Catatan wilayah tata letak
+ + + + + + +
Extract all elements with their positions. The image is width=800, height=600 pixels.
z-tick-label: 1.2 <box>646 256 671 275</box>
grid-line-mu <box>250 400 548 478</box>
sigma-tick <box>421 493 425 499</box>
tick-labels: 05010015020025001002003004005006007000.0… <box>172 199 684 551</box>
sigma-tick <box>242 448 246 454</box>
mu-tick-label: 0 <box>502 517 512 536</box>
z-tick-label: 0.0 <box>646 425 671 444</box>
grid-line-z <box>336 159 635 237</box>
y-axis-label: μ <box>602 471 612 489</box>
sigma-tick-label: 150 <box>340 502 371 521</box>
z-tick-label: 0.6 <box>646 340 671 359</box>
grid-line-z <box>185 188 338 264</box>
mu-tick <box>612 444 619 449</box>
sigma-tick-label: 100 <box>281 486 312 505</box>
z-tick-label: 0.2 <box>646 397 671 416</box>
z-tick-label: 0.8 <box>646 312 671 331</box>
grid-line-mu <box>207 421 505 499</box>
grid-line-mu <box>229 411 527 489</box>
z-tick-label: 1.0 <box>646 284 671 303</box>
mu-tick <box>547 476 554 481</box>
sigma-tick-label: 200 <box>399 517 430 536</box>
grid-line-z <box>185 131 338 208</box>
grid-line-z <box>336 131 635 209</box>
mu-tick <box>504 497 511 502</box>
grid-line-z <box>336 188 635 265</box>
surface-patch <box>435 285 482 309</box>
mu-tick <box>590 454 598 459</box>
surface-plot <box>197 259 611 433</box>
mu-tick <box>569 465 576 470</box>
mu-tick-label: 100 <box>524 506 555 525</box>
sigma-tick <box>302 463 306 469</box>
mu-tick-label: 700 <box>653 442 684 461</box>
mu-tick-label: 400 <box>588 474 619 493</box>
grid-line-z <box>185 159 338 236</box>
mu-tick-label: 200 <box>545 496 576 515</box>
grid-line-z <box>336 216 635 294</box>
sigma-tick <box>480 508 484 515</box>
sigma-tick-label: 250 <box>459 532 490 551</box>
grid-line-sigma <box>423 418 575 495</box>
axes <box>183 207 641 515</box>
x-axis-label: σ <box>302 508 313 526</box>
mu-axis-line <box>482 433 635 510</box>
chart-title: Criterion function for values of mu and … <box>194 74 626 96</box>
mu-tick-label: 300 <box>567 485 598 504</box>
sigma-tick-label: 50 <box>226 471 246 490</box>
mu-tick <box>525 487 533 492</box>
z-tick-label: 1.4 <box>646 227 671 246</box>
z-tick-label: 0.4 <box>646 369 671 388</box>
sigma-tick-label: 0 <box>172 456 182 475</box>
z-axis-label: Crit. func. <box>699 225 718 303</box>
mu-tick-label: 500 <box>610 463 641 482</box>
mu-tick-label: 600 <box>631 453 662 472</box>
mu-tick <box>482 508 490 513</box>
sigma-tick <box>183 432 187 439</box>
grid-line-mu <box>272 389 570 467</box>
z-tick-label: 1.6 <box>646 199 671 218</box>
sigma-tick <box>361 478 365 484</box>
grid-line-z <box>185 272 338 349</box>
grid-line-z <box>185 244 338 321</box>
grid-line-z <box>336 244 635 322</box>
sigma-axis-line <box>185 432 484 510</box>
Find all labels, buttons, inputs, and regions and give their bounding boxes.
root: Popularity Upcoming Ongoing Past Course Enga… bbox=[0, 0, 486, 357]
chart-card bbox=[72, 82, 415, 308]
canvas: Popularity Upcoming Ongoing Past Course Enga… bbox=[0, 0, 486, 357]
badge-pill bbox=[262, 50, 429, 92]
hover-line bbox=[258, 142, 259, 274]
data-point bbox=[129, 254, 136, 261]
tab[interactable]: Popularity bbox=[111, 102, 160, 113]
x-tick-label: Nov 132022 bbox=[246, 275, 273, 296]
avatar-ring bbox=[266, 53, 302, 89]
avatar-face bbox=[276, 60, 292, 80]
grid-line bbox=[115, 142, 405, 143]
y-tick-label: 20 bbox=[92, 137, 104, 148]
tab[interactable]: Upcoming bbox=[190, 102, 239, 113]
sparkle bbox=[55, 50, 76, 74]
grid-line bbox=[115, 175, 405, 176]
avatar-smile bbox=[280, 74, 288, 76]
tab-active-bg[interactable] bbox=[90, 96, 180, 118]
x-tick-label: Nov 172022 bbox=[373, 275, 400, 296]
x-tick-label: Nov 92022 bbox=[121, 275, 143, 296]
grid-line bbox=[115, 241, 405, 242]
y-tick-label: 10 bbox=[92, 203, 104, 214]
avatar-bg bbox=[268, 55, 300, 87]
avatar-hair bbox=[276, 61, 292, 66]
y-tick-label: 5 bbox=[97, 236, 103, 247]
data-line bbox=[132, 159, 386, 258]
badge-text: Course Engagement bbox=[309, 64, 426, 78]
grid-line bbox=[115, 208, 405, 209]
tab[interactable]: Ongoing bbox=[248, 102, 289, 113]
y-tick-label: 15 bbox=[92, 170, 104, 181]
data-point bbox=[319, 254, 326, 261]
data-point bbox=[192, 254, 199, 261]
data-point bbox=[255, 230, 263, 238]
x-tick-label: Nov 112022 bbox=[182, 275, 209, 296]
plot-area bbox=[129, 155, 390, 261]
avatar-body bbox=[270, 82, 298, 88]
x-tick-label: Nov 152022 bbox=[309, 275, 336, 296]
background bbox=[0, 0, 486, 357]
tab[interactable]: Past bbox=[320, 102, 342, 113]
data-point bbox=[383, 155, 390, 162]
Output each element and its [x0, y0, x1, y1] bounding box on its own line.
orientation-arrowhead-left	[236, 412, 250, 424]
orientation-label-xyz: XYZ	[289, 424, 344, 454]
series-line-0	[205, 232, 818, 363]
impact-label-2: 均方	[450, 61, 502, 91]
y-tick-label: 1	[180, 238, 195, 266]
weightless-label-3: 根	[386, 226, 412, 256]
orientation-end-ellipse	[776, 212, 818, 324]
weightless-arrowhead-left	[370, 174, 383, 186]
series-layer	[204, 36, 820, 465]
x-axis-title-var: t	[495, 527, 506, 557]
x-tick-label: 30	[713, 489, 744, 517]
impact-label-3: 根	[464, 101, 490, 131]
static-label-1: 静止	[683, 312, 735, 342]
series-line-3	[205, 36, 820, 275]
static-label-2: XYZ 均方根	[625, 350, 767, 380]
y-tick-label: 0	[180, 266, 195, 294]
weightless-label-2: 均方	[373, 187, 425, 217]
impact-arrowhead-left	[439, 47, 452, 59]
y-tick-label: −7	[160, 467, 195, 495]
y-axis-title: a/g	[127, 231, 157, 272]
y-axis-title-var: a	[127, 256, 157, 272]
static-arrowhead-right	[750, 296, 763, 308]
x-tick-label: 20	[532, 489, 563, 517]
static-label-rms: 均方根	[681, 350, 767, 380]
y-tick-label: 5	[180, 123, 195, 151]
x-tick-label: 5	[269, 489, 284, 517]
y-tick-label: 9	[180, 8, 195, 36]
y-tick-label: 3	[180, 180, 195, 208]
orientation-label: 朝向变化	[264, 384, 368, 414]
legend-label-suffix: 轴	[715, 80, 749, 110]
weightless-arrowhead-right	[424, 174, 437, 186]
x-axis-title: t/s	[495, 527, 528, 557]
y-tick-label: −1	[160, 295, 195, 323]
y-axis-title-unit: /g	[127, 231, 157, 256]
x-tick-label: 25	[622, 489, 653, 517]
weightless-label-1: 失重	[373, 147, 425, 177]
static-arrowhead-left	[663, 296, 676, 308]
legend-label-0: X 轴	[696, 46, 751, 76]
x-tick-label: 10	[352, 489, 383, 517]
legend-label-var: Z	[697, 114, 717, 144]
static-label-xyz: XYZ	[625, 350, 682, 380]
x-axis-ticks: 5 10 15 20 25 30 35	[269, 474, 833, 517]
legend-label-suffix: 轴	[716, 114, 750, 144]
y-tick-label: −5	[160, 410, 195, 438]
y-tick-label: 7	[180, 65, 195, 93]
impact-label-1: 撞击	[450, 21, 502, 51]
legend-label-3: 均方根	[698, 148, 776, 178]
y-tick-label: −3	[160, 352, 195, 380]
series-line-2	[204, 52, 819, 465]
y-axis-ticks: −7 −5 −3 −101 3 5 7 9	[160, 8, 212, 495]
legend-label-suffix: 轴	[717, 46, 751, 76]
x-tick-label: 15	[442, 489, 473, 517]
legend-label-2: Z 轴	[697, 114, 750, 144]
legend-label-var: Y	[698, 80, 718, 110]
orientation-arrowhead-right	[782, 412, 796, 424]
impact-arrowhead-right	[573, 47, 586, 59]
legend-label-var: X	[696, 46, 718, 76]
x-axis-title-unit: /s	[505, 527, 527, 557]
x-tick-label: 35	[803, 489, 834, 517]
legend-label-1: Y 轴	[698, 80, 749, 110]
+ + + + + + +
Petunjuk Tugas
Tolong cetak kembali tanpa perubahan baris-baris di atas, mulai dari baris pertama hingga baris yang memuat "sigma-tick <box>421 493 425 499</box>", termasuk kedua baris ujungnya.

Jawaban Lengkap
Extract all elements with their positions. The image is width=800, height=600 pixels.
z-tick-label: 1.2 <box>646 256 671 275</box>
grid-line-mu <box>250 400 548 478</box>
sigma-tick <box>421 493 425 499</box>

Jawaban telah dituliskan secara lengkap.